§ Directions for this task
Show all lines of the listing that hold the word "Гагарина".

+++ Given records +++

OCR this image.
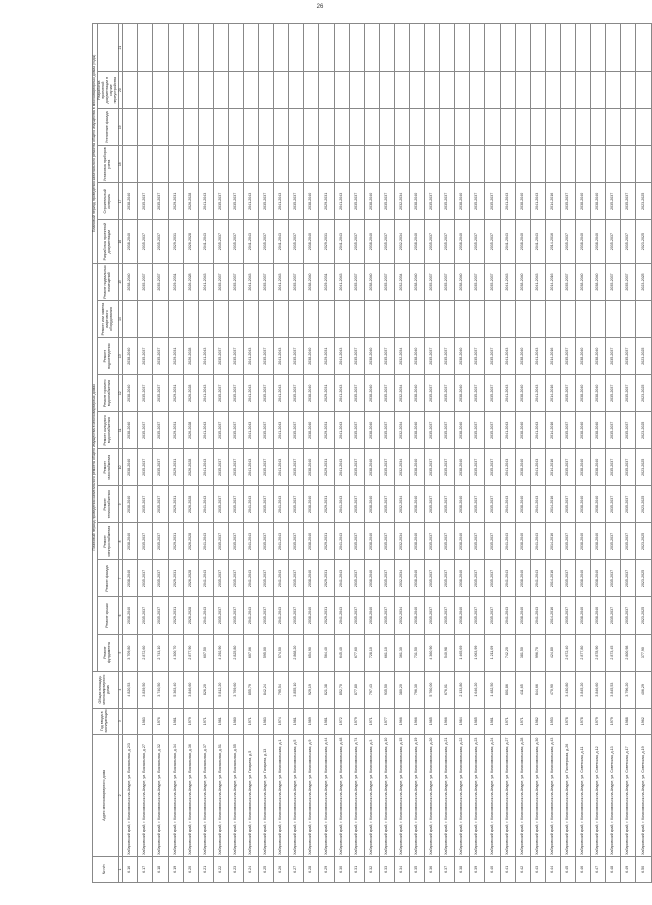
26
№ п/п	Адрес многоквартирного дома	Год ввода в эксплуатацию	Общая площадь многоквартирного дома	Плановый период проведения капитального ремонта общего имущества в многоквартирных домах											Плановый период проведения капитального ремонта общего имущества в многоквартирных домах (годы)					
				Ремонт фундамента	Ремонт крыши	Ремонт фасада	Ремонт электроснабжения	Ремонт теплоснабжения	Ремонт газоснабжения	Ремонт холодного водоснабжения	Ремонт горячего водоснабжения	Ремонт водоотведения	Ремонт или замена лифтового оборудования	Ремонт подвальных помещений	Разработка проектной документации	Строительный контроль	Установка приборов учета	Утепление фасада	Разработка проектной документации в случае переустройства	
1	2	3	4	5	6	7	8	9	10	11	12	13	14	15	16	17	18	19	20	21
6.16	Хабаровский край, г. Комсомольск-на-Амуре, ул. Вокзальная, д.2/3		4 820,53	3 709,80	2038-2040	2038-2040	2038-2040	2038-2040	2038-2040	2038-2040	2038-2040	2038-2040		2038-2040	2038-2040	2038-2040				
6.17	Хабаровский край, г. Комсомольск-на-Амуре, ул. Вокзальная, д.27	1983	3 839,50	2 872,60	2035-2037	2035-2037	2035-2037	2035-2037	2035-2037	2035-2037	2035-2037	2035-2037		2035-2037	2035-2037	2035-2037				
6.18	Хабаровский край, г. Комсомольск-на-Амуре, ул. Вокзальная, д.32	1976	3 740,50	2 743,10	2035-2037	2035-2037	2035-2037	2035-2037	2035-2037	2035-2037	2035-2037	2035-2037		2035-2037	2035-2037	2035-2037				
6.19	Хабаровский край, г. Комсомольск-на-Амуре, ул. Вокзальная, д.34	1981	5 363,40	4 300,70	2029-2031	2029-2031	2029-2031	2029-2031	2029-2031	2029-2031	2029-2031	2029-2031		2029-2031	2029-2031	2029-2031				
6.20	Хабаровский край, г. Комсомольск-на-Амуре, ул. Вокзальная, д.36	1979	3 846,60	2 877,90	2026-2028	2026-2028	2026-2028	2026-2028	2026-2028	2026-2028	2026-2028	2026-2028		2026-2028	2026-2028	2026-2028				
6.21	Хабаровский край, г. Комсомольск-на-Амуре, ул. Вокзальная, д.37	1971	826,20	607,50	2041-2043	2041-2043	2041-2043	2041-2043	2041-2043	2041-2043	2041-2043	2041-2043		2041-2043	2041-2043	2041-2043				
6.22	Хабаровский край, г. Комсомольск-на-Амуре, ул. Вокзальная, д.51	1981	5 812,20	4 292,90	2035-2037	2035-2037	2035-2037	2035-2037	2035-2037	2035-2037	2035-2037	2035-2037		2035-2037	2035-2037	2035-2037				
6.23	Хабаровский край, г. Комсомольск-на-Амуре, ул. Вокзальная, д.55	1980	3 769,60	2 825,80	2035-2037	2035-2037	2035-2037	2035-2037	2035-2037	2035-2037	2035-2037	2035-2037		2035-2037	2035-2037	2035-2037				
6.24	Хабаровский край, г. Комсомольск-на-Амуре, ул. Гагарина, д.5	1971	855,79	607,06	2041-2043	2041-2043	2041-2043	2041-2043	2041-2043	2041-2043	2041-2043	2041-2043		2041-2043	2041-2043	2041-2043				
6.25	Хабаровский край, г. Комсомольск-на-Амуре, ул. Гагарина, д.13	1983	842,24	595,00	2035-2037	2035-2037	2035-2037	2035-2037	2035-2037	2035-2037	2035-2037	2035-2037		2035-2037	2035-2037	2035-2037				
6.26	Хабаровский край, г. Комсомольск-на-Амуре, ул. Комсомольская, д.1	1974	795,54	574,50	2041-2043	2041-2043	2041-2043	2041-2043	2041-2043	2041-2043	2041-2043	2041-2043		2041-2043	2041-2043	2041-2043				
6.27	Хабаровский край, г. Комсомольск-на-Амуре, ул. Комсомольская, д.5	1981	3 855,10	2 868,20	2035-2037	2035-2037	2035-2037	2035-2037	2035-2037	2035-2037	2035-2037	2035-2037		2035-2037	2035-2037	2035-2037				
6.28	Хабаровский край, г. Комсомольск-на-Амуре, ул. Комсомольская, д.9	1989	929,19	654,90	2038-2040	2038-2040	2038-2040	2038-2040	2038-2040	2038-2040	2038-2040	2038-2040		2038-2040	2038-2040	2038-2040				
6.29	Хабаровский край, г. Комсомольск-на-Амуре, ул. Комсомольская, д.44	1981	821,38	564,40	2029-2031	2029-2031	2029-2031	2029-2031	2029-2031	2029-2031	2029-2031	2029-2031		2029-2031	2029-2031	2029-2031				
6.30	Хабаровский край, г. Комсомольск-на-Амуре, ул. Комсомольская, д.48	1972	852,70	645,40	2041-2043	2041-2043	2041-2043	2041-2043	2041-2043	2041-2043	2041-2043	2041-2043		2041-2043	2041-2043	2041-2043				
6.31	Хабаровский край, г. Комсомольск-на-Амуре, ул. Комсомольская, д.74	1979	877,80	677,60	2035-2037	2035-2037	2035-2037	2035-2037	2035-2037	2035-2037	2035-2037	2035-2037		2035-2037	2035-2037	2035-2037				
6.32	Хабаровский край, г. Комсомольск-на-Амуре, ул. Комсомольская, д.3	1971	797,43	728,10	2038-2040	2038-2040	2038-2040	2038-2040	2038-2040	2038-2040	2038-2040	2038-2040		2038-2040	2038-2040	2038-2040				
6.33	Хабаровский край, г. Комсомольск-на-Амуре, ул. Комсомольская, д.10	1977	935,50	661,10	2035-2037	2035-2037	2035-2037	2035-2037	2035-2037	2035-2037	2035-2037	2035-2037		2035-2037	2035-2037	2035-2037				
6.34	Хабаровский край, г. Комсомольск-на-Амуре, ул. Комсомольская, д.15	1966	380,20	361,30	2032-2034	2032-2034	2032-2034	2032-2034	2032-2034	2032-2034	2032-2034	2032-2034		2032-2034	2032-2034	2032-2034				
6.35	Хабаровский край, г. Комсомольск-на-Амуре, ул. Комсомольская, д.19	1966	796,30	731,50	2038-2040	2038-2040	2038-2040	2038-2040	2038-2040	2038-2040	2038-2040	2038-2040		2038-2040	2038-2040	2038-2040				
6.36	Хабаровский край, г. Комсомольск-на-Амуре, ул. Комсомольская, д.20	1985	5 760,00	4 360,90	2035-2037	2035-2037	2035-2037	2035-2037	2035-2037	2035-2037	2035-2037	2035-2037		2035-2037	2035-2037	2035-2037				
6.37	Хабаровский край, г. Комсомольск-на-Амуре, ул. Комсомольская, д.21	1966	676,01	540,98	2035-2037	2035-2037	2035-2037	2035-2037	2035-2037	2035-2037	2035-2037	2035-2037		2035-2037	2035-2037	2035-2037				
6.38	Хабаровский край, г. Комсомольск-на-Амуре, ул. Комсомольская, д.22	1984	2 133,80	1 465,69	2038-2040	2038-2040	2038-2040	2038-2040	2038-2040	2038-2040	2038-2040	2038-2040		2038-2040	2038-2040	2038-2040				
6.39	Хабаровский край, г. Комсомольск-на-Амуре, ул. Комсомольская, д.23	1985	1 646,20	1 063,99	2035-2037	2035-2037	2035-2037	2035-2037	2035-2037	2035-2037	2035-2037	2035-2037		2035-2037	2035-2037	2035-2037				
6.40	Хабаровский край, г. Комсомольск-на-Амуре, ул. Комсомольская, д.24	1981	1 482,50	1 211,09	2035-2037	2035-2037	2035-2037	2035-2037	2035-2037	2035-2037	2035-2037	2035-2037		2035-2037	2035-2037	2035-2037				
6.41	Хабаровский край, г. Комсомольск-на-Амуре, ул. Комсомольская, д.27	1971	801,86	742,20	2041-2043	2041-2043	2041-2043	2041-2043	2041-2043	2041-2043	2041-2043	2041-2043		2041-2043	2041-2043	2041-2043				
6.42	Хабаровский край, г. Комсомольск-на-Амуре, ул. Комсомольская, д.28	1971	411,65	381,50	2038-2040	2038-2040	2038-2040	2038-2040	2038-2040	2038-2040	2038-2040	2038-2040		2038-2040	2038-2040	2038-2040				
6.43	Хабаровский край, г. Комсомольск-на-Амуре, ул. Комсомольская, д.30	1982	844,66	996,70	2041-2043	2041-2043	2041-2043	2041-2043	2041-2043	2041-2043	2041-2043	2041-2043		2041-2043	2041-2043	2041-2043				
6.44	Хабаровский край, г. Комсомольск-на-Амуре, ул. Комсомольская, д.43	1953	470,90	424,80	2014-2016	2014-2016	2014-2016	2014-2016	2014-2016	2014-2016	2014-2016	2014-2016		2014-2016	2014-2016	2014-2016				
6.45	Хабаровский край, г. Комсомольск-на-Амуре, ул. Пионерская, д.26	1978	3 430,80	2 672,40	2035-2037	2035-2037	2035-2037	2035-2037	2035-2037	2035-2037	2035-2037	2035-2037		2035-2037	2035-2037	2035-2037				
6.46	Хабаровский край, г. Комсомольск-на-Амуре, ул. Советская, д.11	1978	3 845,20	2 877,80	2038-2040	2038-2040	2038-2040	2038-2040	2038-2040	2038-2040	2038-2040	2038-2040		2038-2040	2038-2040	2038-2040				
6.47	Хабаровский край, г. Комсомольск-на-Амуре, ул. Советская, д.12	1979	3 846,60	2 878,90	2038-2040	2038-2040	2038-2040	2038-2040	2038-2040	2038-2040	2038-2040	2038-2040		2038-2040	2038-2040	2038-2040				
6.48	Хабаровский край, г. Комсомольск-на-Амуре, ул. Советская, д.13	1979	3 845,53	2 873,45	2035-2037	2035-2037	2035-2037	2035-2037	2035-2037	2035-2037	2035-2037	2035-2037		2035-2037	2035-2037	2035-2037				
6.49	Хабаровский край, г. Комсомольск-на-Амуре, ул. Советская, д.17	1988	3 796,20	2 800,98	2035-2037	2035-2037	2035-2037	2035-2037	2035-2037	2035-2037	2035-2037	2035-2037		2035-2037	2035-2037	2035-2037				
6.50	Хабаровский край, г. Комсомольск-на-Амуре, ул. Советская, д.19	1962	406,29	377,90	2023-2025	2023-2025	2023-2025	2023-2025	2023-2025	2023-2025	2023-2025	2023-2025		2023-2025	2023-2025	2023-2025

+++

§ Worked answer
6.24	Хабаровский край, г. Комсомольск-на-Амуре, ул. Гагарина, д.5	1971	855,79	607,06	2041-2043	2041-2043	2041-2043	2041-2043	2041-2043	2041-2043	2041-2043	2041-2043		2041-2043	2041-2043	2041-2043				
6.25	Хабаровский край, г. Комсомольск-на-Амуре, ул. Гагарина, д.13	1983	842,24	595,00	2035-2037	2035-2037	2035-2037	2035-2037	2035-2037	2035-2037	2035-2037	2035-2037		2035-2037	2035-2037	2035-2037				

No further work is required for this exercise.